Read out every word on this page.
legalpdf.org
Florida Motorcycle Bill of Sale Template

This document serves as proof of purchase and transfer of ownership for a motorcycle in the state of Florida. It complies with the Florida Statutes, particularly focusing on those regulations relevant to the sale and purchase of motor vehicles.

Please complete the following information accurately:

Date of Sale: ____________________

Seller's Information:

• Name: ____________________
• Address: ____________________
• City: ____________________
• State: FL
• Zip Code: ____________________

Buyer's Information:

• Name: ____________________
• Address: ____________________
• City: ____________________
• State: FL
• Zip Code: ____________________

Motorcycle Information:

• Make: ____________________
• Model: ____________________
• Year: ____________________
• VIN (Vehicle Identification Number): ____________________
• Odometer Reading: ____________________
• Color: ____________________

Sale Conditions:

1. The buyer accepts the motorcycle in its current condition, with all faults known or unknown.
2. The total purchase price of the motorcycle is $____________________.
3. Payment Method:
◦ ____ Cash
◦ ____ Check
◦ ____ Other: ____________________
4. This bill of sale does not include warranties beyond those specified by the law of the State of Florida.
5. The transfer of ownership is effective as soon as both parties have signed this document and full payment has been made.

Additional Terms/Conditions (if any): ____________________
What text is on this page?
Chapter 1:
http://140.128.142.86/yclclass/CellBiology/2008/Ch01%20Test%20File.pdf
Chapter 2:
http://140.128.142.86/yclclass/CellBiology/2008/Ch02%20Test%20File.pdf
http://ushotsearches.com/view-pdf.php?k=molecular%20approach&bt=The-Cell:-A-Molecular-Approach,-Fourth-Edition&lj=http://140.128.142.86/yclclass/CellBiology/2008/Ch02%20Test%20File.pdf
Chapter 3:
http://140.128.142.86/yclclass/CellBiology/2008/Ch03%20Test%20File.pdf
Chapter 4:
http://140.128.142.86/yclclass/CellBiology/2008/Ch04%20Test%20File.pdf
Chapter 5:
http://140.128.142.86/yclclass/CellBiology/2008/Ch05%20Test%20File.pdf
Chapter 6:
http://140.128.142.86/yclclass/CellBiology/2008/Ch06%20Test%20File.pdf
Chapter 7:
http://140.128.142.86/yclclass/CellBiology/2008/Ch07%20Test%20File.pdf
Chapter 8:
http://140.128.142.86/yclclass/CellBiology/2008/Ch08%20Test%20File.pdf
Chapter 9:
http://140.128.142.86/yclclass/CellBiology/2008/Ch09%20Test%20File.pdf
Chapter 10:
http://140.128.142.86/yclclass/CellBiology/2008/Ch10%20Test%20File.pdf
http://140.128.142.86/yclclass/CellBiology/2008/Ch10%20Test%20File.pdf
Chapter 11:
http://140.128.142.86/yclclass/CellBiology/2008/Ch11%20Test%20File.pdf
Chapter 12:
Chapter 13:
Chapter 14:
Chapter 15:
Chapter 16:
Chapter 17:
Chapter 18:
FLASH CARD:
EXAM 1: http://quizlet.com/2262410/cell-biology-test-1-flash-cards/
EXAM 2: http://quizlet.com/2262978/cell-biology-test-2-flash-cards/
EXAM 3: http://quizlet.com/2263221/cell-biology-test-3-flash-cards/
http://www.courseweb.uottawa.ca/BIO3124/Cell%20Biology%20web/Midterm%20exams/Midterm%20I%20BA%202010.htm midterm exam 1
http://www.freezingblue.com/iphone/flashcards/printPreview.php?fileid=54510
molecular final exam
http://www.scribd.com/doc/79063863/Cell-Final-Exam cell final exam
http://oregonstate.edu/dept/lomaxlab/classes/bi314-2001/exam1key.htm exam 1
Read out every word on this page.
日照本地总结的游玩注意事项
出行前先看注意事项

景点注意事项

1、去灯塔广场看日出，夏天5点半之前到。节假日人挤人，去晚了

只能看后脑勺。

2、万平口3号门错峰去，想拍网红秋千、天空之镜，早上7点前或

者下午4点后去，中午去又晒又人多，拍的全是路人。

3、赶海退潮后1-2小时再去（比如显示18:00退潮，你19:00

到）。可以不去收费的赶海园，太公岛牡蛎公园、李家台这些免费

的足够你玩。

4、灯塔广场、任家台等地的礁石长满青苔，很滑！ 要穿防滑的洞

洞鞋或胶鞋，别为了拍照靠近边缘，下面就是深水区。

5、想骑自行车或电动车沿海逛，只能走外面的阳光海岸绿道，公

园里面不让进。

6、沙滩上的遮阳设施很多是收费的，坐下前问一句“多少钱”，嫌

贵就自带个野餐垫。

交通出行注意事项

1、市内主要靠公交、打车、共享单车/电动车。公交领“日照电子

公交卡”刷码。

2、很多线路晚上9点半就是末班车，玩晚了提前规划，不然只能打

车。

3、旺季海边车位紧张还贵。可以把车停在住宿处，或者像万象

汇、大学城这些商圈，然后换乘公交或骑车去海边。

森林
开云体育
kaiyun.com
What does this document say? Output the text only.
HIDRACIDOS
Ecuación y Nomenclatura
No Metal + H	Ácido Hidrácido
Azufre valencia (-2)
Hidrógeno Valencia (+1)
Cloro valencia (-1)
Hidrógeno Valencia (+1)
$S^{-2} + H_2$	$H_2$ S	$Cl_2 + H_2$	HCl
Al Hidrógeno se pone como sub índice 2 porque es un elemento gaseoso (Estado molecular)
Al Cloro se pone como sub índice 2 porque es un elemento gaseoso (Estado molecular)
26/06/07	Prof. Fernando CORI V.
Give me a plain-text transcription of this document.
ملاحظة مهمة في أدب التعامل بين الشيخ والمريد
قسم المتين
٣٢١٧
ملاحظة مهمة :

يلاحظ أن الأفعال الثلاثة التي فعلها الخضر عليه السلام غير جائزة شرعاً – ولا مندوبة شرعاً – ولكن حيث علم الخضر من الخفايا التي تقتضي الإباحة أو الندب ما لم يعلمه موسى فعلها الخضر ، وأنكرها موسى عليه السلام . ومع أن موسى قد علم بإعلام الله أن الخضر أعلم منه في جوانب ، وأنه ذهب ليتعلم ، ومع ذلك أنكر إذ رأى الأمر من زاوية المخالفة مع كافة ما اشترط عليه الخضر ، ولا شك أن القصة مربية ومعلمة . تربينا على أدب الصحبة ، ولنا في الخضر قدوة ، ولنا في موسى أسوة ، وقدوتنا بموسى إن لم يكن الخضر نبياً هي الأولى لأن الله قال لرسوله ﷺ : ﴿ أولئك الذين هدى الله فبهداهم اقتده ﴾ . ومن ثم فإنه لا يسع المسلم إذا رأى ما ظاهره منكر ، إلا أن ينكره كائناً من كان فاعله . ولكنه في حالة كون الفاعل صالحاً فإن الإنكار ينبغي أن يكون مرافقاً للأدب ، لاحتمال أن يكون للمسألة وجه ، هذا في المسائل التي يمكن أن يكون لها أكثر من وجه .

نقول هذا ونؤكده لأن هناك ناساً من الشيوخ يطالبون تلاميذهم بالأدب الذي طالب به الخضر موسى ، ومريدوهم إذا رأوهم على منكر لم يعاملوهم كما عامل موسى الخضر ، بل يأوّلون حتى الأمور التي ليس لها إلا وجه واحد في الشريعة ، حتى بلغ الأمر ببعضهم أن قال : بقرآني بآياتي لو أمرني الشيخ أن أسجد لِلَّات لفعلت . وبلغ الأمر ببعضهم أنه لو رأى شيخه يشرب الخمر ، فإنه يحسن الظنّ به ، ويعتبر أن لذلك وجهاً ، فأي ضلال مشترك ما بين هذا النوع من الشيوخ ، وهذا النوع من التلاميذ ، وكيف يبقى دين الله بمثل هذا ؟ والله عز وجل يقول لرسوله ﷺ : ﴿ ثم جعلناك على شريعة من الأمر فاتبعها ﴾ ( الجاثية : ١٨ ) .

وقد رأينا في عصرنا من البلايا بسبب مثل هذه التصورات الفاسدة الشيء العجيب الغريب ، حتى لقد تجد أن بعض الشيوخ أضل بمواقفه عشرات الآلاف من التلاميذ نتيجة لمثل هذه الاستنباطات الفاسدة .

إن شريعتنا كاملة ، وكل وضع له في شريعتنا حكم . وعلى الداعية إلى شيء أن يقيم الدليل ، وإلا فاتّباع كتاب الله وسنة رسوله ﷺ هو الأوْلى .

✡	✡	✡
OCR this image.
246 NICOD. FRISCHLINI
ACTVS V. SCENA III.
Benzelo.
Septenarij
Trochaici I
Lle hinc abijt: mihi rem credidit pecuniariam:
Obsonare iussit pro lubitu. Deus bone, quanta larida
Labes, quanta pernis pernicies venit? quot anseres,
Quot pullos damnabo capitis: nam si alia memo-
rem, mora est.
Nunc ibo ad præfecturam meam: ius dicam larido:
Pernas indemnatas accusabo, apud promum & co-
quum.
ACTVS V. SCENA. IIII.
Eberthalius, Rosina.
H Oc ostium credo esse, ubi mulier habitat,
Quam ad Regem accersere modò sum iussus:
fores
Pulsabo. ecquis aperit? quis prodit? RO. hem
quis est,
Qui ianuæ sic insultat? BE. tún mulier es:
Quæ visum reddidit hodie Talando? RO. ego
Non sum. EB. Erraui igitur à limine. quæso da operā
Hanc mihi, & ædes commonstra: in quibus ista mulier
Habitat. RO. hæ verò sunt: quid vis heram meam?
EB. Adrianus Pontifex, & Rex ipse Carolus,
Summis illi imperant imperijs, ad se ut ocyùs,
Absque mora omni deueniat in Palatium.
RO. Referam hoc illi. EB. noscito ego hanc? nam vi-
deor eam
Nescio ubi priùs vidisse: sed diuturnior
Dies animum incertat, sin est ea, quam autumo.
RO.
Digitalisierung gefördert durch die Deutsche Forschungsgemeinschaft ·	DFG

-------------------------

## Set task
From the data above, copy each line that has the string "Conditions".

## Reply
Sale Conditions:
Additional Terms/Conditions (if any): ____________________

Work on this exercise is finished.